### Data for this exercise
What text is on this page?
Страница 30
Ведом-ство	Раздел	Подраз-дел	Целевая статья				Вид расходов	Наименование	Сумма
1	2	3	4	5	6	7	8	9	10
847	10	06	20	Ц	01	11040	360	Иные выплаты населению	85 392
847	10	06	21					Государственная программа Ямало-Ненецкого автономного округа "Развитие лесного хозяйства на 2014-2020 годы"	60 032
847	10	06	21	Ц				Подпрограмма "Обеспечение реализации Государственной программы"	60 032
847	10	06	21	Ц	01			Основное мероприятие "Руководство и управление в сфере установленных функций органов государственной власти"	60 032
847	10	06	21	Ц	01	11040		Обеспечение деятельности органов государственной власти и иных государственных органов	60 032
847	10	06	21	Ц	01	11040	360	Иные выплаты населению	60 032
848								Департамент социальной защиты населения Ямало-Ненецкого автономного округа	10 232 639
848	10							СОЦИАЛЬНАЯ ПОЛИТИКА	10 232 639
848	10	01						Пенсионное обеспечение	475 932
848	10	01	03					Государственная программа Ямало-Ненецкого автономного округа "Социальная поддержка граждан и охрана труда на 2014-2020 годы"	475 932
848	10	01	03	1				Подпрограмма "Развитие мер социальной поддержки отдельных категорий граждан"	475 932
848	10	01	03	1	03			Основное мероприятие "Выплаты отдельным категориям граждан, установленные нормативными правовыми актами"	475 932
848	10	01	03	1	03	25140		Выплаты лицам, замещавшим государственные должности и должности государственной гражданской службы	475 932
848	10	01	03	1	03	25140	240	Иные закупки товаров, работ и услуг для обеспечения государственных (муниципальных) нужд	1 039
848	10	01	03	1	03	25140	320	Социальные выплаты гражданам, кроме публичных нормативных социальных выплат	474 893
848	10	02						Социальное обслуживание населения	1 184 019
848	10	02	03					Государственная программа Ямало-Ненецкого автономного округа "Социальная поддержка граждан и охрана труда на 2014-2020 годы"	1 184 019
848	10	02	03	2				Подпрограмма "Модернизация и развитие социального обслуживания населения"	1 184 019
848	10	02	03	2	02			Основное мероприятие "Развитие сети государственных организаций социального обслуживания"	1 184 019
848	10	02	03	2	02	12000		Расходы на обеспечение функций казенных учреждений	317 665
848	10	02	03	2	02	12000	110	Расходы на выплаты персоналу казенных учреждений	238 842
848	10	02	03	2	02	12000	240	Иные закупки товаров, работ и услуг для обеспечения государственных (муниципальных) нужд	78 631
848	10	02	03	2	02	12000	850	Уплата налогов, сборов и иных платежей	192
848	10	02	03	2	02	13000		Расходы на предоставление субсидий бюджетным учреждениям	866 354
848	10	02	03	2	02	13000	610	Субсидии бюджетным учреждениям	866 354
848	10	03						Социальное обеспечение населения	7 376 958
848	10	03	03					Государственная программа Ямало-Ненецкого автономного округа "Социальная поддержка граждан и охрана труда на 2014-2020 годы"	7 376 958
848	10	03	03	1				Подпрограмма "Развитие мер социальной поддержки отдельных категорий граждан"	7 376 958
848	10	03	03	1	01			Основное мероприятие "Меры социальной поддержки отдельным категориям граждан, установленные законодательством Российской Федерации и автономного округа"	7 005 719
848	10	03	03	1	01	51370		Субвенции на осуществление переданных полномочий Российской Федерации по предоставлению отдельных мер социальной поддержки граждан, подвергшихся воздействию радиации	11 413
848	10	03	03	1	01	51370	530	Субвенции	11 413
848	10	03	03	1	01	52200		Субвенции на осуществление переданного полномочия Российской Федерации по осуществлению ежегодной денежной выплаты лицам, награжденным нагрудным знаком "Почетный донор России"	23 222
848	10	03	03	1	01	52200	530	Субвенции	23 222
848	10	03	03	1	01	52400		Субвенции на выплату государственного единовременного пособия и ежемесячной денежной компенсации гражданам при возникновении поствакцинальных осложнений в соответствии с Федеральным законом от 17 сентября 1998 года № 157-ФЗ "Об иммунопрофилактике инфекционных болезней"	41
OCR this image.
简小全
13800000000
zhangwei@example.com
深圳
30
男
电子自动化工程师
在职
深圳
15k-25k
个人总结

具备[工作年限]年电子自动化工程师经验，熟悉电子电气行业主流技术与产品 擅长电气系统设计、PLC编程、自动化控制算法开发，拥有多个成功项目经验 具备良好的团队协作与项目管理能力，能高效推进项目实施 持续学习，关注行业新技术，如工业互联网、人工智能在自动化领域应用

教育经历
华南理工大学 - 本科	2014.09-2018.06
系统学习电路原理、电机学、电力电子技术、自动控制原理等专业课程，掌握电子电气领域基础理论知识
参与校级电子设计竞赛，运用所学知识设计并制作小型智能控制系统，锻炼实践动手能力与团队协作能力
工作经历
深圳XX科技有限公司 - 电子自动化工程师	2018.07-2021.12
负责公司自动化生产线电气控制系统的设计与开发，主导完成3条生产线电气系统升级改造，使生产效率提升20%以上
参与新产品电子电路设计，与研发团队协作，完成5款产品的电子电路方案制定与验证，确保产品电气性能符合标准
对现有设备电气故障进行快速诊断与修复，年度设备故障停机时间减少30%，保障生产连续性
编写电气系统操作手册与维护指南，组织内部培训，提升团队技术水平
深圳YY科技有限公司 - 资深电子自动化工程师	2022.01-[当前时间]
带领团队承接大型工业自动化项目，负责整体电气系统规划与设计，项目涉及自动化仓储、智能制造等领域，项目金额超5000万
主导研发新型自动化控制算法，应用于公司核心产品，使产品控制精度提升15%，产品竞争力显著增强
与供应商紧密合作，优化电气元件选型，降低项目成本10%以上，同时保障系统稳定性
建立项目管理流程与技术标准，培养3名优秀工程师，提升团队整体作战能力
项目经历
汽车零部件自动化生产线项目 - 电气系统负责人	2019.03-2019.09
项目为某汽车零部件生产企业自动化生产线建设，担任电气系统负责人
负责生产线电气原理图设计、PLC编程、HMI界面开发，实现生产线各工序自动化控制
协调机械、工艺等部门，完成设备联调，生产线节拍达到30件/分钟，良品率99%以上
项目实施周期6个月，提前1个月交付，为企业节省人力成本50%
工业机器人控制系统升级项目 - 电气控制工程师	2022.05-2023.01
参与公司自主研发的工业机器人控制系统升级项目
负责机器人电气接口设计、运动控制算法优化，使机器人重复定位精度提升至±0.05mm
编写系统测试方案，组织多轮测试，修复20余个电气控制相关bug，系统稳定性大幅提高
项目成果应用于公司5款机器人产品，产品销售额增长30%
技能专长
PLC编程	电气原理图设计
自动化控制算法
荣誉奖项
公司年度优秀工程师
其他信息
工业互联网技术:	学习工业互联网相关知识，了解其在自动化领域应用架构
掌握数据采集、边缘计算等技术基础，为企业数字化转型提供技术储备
######
• Exercise brief: Word for word, extract all the records.

• The reply:
What text is on this page?
Страница 30
Ведом-ство	Раздел	Подраз-дел	Целевая статья				Вид расходов	Наименование	Сумма
1	2	3	4	5	6	7	8	9	10
847	10	06	20	Ц	01	11040	360	Иные выплаты населению	85 392
847	10	06	21					Государственная программа Ямало-Ненецкого автономного округа "Развитие лесного хозяйства на 2014-2020 годы"	60 032
847	10	06	21	Ц				Подпрограмма "Обеспечение реализации Государственной программы"	60 032
847	10	06	21	Ц	01			Основное мероприятие "Руководство и управление в сфере установленных функций органов государственной власти"	60 032
847	10	06	21	Ц	01	11040		Обеспечение деятельности органов государственной власти и иных государственных органов	60 032
847	10	06	21	Ц	01	11040	360	Иные выплаты населению	60 032
848								Департамент социальной защиты населения Ямало-Ненецкого автономного округа	10 232 639
848	10							СОЦИАЛЬНАЯ ПОЛИТИКА	10 232 639
848	10	01						Пенсионное обеспечение	475 932
848	10	01	03					Государственная программа Ямало-Ненецкого автономного округа "Социальная поддержка граждан и охрана труда на 2014-2020 годы"	475 932
848	10	01	03	1				Подпрограмма "Развитие мер социальной поддержки отдельных категорий граждан"	475 932
848	10	01	03	1	03			Основное мероприятие "Выплаты отдельным категориям граждан, установленные нормативными правовыми актами"	475 932
848	10	01	03	1	03	25140		Выплаты лицам, замещавшим государственные должности и должности государственной гражданской службы	475 932
848	10	01	03	1	03	25140	240	Иные закупки товаров, работ и услуг для обеспечения государственных (муниципальных) нужд	1 039
848	10	01	03	1	03	25140	320	Социальные выплаты гражданам, кроме публичных нормативных социальных выплат	474 893
848	10	02						Социальное обслуживание населения	1 184 019
848	10	02	03					Государственная программа Ямало-Ненецкого автономного округа "Социальная поддержка граждан и охрана труда на 2014-2020 годы"	1 184 019
848	10	02	03	2				Подпрограмма "Модернизация и развитие социального обслуживания населения"	1 184 019
848	10	02	03	2	02			Основное мероприятие "Развитие сети государственных организаций социального обслуживания"	1 184 019
848	10	02	03	2	02	12000		Расходы на обеспечение функций казенных учреждений	317 665
848	10	02	03	2	02	12000	110	Расходы на выплаты персоналу казенных учреждений	238 842
848	10	02	03	2	02	12000	240	Иные закупки товаров, работ и услуг для обеспечения государственных (муниципальных) нужд	78 631
848	10	02	03	2	02	12000	850	Уплата налогов, сборов и иных платежей	192
848	10	02	03	2	02	13000		Расходы на предоставление субсидий бюджетным учреждениям	866 354
848	10	02	03	2	02	13000	610	Субсидии бюджетным учреждениям	866 354
848	10	03						Социальное обеспечение населения	7 376 958
848	10	03	03					Государственная программа Ямало-Ненецкого автономного округа "Социальная поддержка граждан и охрана труда на 2014-2020 годы"	7 376 958
848	10	03	03	1				Подпрограмма "Развитие мер социальной поддержки отдельных категорий граждан"	7 376 958
848	10	03	03	1	01			Основное мероприятие "Меры социальной поддержки отдельным категориям граждан, установленные законодательством Российской Федерации и автономного округа"	7 005 719
848	10	03	03	1	01	51370		Субвенции на осуществление переданных полномочий Российской Федерации по предоставлению отдельных мер социальной поддержки граждан, подвергшихся воздействию радиации	11 413
848	10	03	03	1	01	51370	530	Субвенции	11 413
848	10	03	03	1	01	52200		Субвенции на осуществление переданного полномочия Российской Федерации по осуществлению ежегодной денежной выплаты лицам, награжденным нагрудным знаком "Почетный донор России"	23 222
848	10	03	03	1	01	52200	530	Субвенции	23 222
848	10	03	03	1	01	52400		Субвенции на выплату государственного единовременного пособия и ежемесячной денежной компенсации гражданам при возникновении поствакцинальных осложнений в соответствии с Федеральным законом от 17 сентября 1998 года № 157-ФЗ "Об иммунопрофилактике инфекционных болезней"	41
OCR this image.
简小全
13800000000
zhangwei@example.com
深圳
30
男
电子自动化工程师
在职
深圳
15k-25k
个人总结

具备[工作年限]年电子自动化工程师经验，熟悉电子电气行业主流技术与产品 擅长电气系统设计、PLC编程、自动化控制算法开发，拥有多个成功项目经验 具备良好的团队协作与项目管理能力，能高效推进项目实施 持续学习，关注行业新技术，如工业互联网、人工智能在自动化领域应用

教育经历
华南理工大学 - 本科	2014.09-2018.06
系统学习电路原理、电机学、电力电子技术、自动控制原理等专业课程，掌握电子电气领域基础理论知识
参与校级电子设计竞赛，运用所学知识设计并制作小型智能控制系统，锻炼实践动手能力与团队协作能力
工作经历
深圳XX科技有限公司 - 电子自动化工程师	2018.07-2021.12
负责公司自动化生产线电气控制系统的设计与开发，主导完成3条生产线电气系统升级改造，使生产效率提升20%以上
参与新产品电子电路设计，与研发团队协作，完成5款产品的电子电路方案制定与验证，确保产品电气性能符合标准
对现有设备电气故障进行快速诊断与修复，年度设备故障停机时间减少30%，保障生产连续性
编写电气系统操作手册与维护指南，组织内部培训，提升团队技术水平
深圳YY科技有限公司 - 资深电子自动化工程师	2022.01-[当前时间]
带领团队承接大型工业自动化项目，负责整体电气系统规划与设计，项目涉及自动化仓储、智能制造等领域，项目金额超5000万
主导研发新型自动化控制算法，应用于公司核心产品，使产品控制精度提升15%，产品竞争力显著增强
与供应商紧密合作，优化电气元件选型，降低项目成本10%以上，同时保障系统稳定性
建立项目管理流程与技术标准，培养3名优秀工程师，提升团队整体作战能力
项目经历
汽车零部件自动化生产线项目 - 电气系统负责人	2019.03-2019.09
项目为某汽车零部件生产企业自动化生产线建设，担任电气系统负责人
负责生产线电气原理图设计、PLC编程、HMI界面开发，实现生产线各工序自动化控制
协调机械、工艺等部门，完成设备联调，生产线节拍达到30件/分钟，良品率99%以上
项目实施周期6个月，提前1个月交付，为企业节省人力成本50%
工业机器人控制系统升级项目 - 电气控制工程师	2022.05-2023.01
参与公司自主研发的工业机器人控制系统升级项目
负责机器人电气接口设计、运动控制算法优化，使机器人重复定位精度提升至±0.05mm
编写系统测试方案，组织多轮测试，修复20余个电气控制相关bug，系统稳定性大幅提高
项目成果应用于公司5款机器人产品，产品销售额增长30%
技能专长
PLC编程	电气原理图设计
自动化控制算法
荣誉奖项
公司年度优秀工程师
其他信息
工业互联网技术:	学习工业互联网相关知识，了解其在自动化领域应用架构
掌握数据采集、边缘计算等技术基础，为企业数字化转型提供技术储备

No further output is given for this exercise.